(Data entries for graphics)
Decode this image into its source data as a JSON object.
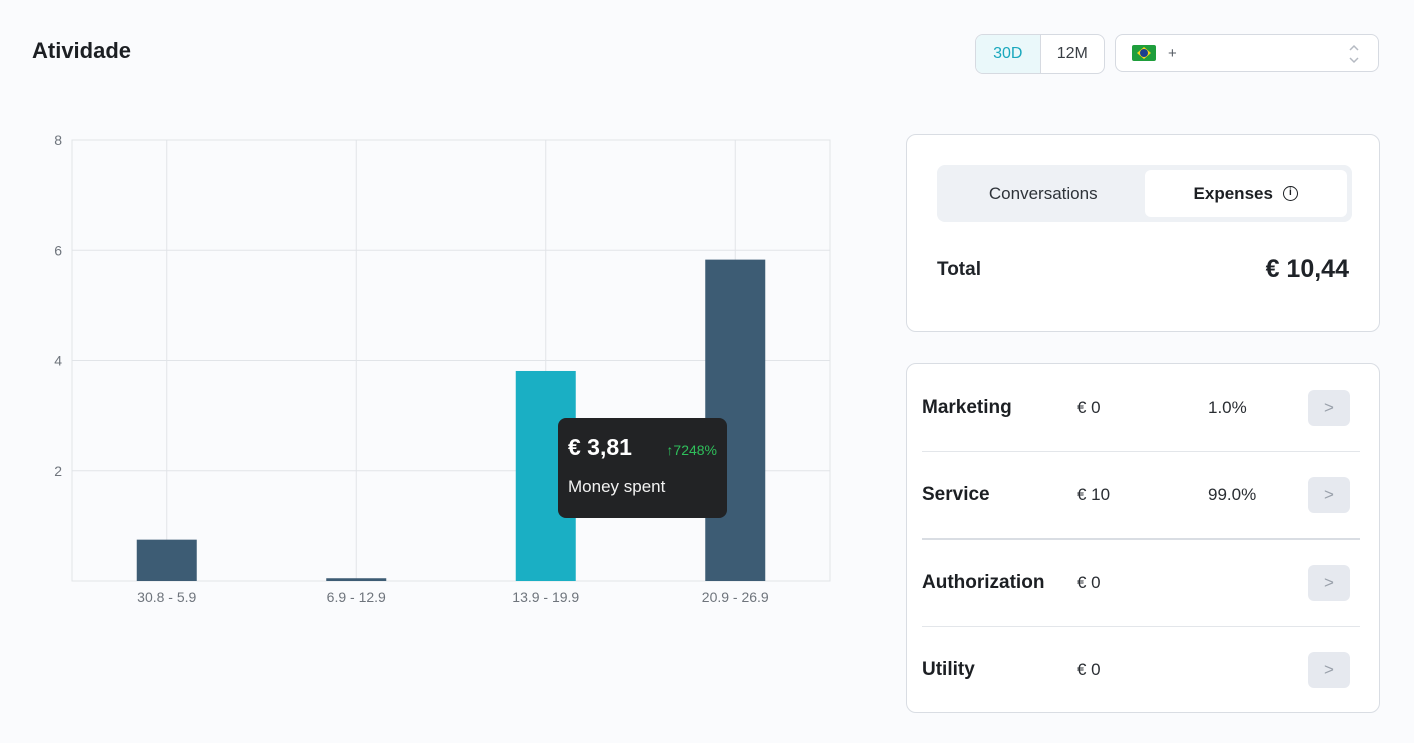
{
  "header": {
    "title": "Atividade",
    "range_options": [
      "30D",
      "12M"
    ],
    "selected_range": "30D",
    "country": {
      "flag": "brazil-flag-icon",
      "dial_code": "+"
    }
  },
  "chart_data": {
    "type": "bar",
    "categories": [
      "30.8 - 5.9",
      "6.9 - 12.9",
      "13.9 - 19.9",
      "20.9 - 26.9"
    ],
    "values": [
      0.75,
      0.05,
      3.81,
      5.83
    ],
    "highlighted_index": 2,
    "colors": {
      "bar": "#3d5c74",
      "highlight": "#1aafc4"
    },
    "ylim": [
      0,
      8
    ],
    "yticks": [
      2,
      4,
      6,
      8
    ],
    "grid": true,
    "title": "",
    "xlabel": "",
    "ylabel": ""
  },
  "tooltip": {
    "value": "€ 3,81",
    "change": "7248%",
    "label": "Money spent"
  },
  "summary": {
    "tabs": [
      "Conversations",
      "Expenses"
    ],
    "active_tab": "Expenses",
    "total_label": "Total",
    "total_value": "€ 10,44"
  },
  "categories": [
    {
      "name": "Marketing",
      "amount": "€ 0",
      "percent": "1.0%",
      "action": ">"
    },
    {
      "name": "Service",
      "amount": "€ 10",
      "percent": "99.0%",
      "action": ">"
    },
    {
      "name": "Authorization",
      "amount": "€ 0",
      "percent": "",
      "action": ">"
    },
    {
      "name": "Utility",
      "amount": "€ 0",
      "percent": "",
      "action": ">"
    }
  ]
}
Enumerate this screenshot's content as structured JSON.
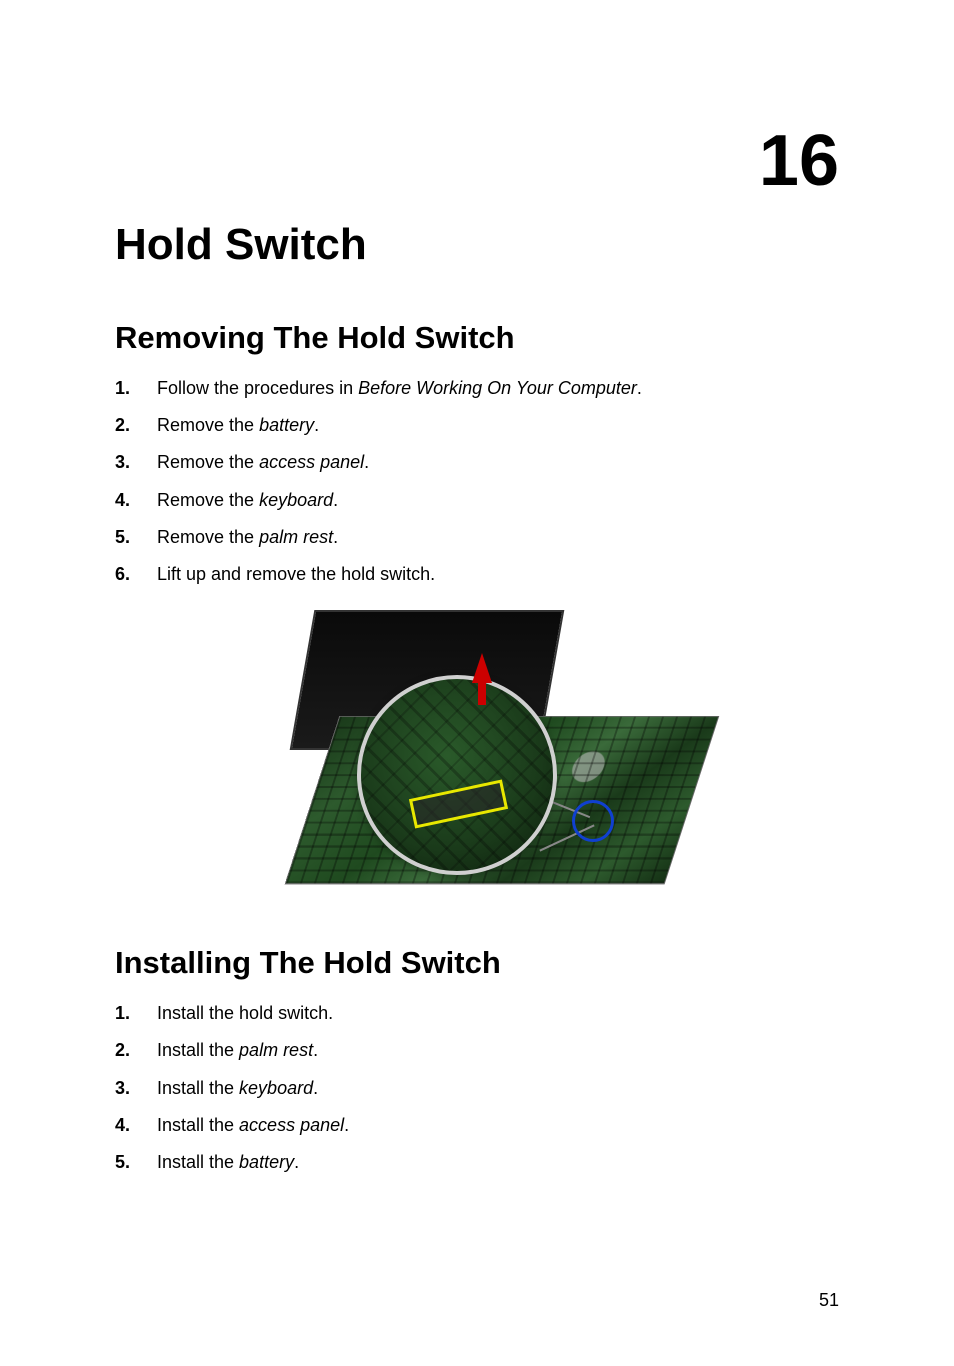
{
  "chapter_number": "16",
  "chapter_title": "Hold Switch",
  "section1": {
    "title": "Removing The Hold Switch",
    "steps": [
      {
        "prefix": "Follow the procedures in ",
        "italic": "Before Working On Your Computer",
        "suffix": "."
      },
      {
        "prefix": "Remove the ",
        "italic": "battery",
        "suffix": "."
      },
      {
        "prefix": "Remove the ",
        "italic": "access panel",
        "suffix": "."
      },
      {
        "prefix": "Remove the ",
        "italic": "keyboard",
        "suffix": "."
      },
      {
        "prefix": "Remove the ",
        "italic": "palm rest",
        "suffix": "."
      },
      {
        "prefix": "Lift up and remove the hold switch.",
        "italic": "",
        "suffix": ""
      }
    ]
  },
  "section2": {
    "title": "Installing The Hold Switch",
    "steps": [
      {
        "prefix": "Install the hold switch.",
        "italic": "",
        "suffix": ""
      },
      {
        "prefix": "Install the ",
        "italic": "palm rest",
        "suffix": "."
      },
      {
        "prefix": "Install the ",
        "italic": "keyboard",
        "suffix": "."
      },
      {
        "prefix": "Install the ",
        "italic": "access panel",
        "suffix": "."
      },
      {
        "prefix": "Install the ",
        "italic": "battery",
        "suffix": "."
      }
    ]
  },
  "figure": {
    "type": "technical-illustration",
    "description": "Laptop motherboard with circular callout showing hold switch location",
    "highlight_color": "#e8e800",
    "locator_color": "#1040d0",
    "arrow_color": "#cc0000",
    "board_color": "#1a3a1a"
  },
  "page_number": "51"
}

==

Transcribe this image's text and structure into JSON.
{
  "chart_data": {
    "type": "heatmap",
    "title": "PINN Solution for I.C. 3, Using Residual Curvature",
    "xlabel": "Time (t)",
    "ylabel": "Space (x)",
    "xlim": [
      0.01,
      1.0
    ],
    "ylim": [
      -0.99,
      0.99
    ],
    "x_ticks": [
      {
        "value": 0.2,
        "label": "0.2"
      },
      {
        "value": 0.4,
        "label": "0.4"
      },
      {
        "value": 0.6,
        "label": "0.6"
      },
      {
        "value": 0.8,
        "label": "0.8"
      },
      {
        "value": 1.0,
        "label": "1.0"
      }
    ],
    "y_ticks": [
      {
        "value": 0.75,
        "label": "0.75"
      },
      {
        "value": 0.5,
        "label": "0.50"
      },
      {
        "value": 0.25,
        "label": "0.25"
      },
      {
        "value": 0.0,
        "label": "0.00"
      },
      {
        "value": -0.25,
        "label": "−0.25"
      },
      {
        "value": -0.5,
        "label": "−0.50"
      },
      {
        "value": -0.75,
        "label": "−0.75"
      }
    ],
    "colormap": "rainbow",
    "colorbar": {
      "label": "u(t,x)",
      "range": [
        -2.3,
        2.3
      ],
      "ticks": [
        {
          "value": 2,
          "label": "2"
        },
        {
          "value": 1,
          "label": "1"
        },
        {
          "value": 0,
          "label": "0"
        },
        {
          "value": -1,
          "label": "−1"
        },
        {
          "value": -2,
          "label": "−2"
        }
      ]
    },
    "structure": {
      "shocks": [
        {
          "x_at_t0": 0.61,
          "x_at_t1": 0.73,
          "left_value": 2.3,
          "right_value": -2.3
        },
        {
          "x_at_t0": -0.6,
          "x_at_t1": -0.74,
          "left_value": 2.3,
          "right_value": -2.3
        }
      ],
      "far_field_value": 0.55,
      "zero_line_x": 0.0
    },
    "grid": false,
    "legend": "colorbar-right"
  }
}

Work to complete: Read the lines above. Gather those in which the string "type" is found.

Answer to this task:
    "type": "bar",
    "type": "technical-illustration",
    "type": "heatmap",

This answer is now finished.